■ **REQUIREMENT**: In the data below, find each line containing the string "Quarterly" and return it.

-- BEGIN --

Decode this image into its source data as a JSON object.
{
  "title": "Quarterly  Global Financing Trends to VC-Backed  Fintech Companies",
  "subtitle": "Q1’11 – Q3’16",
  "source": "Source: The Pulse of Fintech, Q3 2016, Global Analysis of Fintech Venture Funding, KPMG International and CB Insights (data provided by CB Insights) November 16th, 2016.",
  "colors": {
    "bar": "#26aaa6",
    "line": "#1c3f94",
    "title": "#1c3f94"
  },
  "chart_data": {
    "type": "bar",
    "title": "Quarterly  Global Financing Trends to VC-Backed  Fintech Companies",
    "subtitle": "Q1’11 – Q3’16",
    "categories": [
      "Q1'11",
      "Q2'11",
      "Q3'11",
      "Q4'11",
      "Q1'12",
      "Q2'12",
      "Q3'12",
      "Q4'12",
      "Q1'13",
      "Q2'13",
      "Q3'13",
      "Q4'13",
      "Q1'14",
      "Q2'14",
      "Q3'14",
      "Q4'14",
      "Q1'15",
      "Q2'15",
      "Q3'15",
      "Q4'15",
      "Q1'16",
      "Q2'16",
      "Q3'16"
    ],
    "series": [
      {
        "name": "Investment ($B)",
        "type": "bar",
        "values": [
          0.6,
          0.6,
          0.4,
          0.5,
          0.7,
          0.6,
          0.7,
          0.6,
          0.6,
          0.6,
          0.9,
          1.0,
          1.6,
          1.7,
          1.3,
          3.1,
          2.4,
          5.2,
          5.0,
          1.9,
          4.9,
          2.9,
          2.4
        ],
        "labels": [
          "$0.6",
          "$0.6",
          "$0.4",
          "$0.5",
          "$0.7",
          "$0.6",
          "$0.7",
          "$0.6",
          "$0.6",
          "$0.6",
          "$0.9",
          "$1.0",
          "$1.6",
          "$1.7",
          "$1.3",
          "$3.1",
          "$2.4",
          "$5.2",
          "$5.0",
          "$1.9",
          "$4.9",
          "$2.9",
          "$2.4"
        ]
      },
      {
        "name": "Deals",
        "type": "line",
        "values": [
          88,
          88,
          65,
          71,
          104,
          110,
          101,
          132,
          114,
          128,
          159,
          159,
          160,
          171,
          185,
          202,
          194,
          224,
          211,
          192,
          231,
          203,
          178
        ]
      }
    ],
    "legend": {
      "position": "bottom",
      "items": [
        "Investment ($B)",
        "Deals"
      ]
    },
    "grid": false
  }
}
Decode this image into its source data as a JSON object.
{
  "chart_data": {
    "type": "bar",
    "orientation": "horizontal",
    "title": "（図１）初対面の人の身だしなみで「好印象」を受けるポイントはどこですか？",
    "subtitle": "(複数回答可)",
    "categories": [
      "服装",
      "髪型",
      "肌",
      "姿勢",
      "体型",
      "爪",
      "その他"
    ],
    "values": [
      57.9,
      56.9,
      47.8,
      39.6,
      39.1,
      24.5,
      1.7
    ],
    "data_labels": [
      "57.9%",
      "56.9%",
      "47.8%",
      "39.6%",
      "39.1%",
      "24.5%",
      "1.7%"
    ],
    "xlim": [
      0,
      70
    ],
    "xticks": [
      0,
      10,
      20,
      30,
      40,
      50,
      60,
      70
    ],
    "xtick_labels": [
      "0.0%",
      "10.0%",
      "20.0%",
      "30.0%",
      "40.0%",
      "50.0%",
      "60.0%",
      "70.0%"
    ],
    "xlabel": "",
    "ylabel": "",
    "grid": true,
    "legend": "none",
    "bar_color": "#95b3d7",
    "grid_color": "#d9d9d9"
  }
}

-- END --

■ **PROBLEM SOLUTION**:
  "title": "Quarterly  Global Financing Trends to VC-Backed  Fintech Companies",
    "title": "Quarterly  Global Financing Trends to VC-Backed  Fintech Companies",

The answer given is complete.